(Collection entries)
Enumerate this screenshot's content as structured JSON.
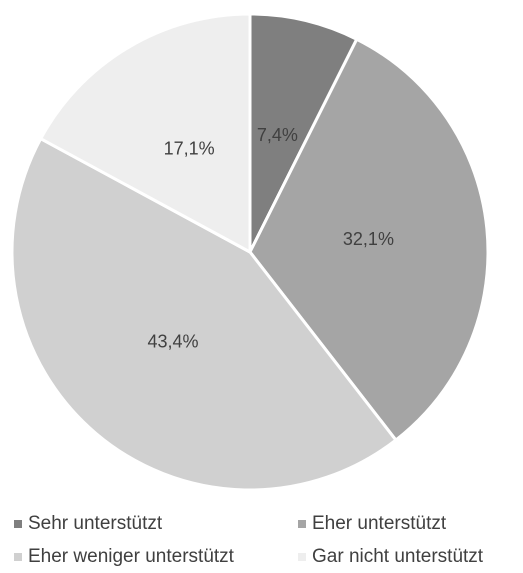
{
  "chart_data": {
    "type": "pie",
    "categories": [
      "Sehr unterstützt",
      "Eher unterstützt",
      "Eher weniger unterstützt",
      "Gar nicht unterstützt"
    ],
    "values": [
      7.4,
      32.1,
      43.4,
      17.1
    ],
    "value_labels": [
      "7,4%",
      "32,1%",
      "43,4%",
      "17,1%"
    ],
    "colors": [
      "#7f7f7f",
      "#a5a5a5",
      "#d0d0d0",
      "#eeeeee"
    ],
    "legend": "bottom"
  }
}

=== Exercise ===
Reproduce each line exactly as it appears, omitting the pictures.

=== Exercise result ===
Enumerate this screenshot's content as structured JSON.
{
  "chart_data": {
    "type": "pie",
    "categories": [
      "Sehr unterstützt",
      "Eher unterstützt",
      "Eher weniger unterstützt",
      "Gar nicht unterstützt"
    ],
    "values": [
      7.4,
      32.1,
      43.4,
      17.1
    ],
    "value_labels": [
      "7,4%",
      "32,1%",
      "43,4%",
      "17,1%"
    ],
    "colors": [
      "#7f7f7f",
      "#a5a5a5",
      "#d0d0d0",
      "#eeeeee"
    ],
    "legend": "bottom"
  }
}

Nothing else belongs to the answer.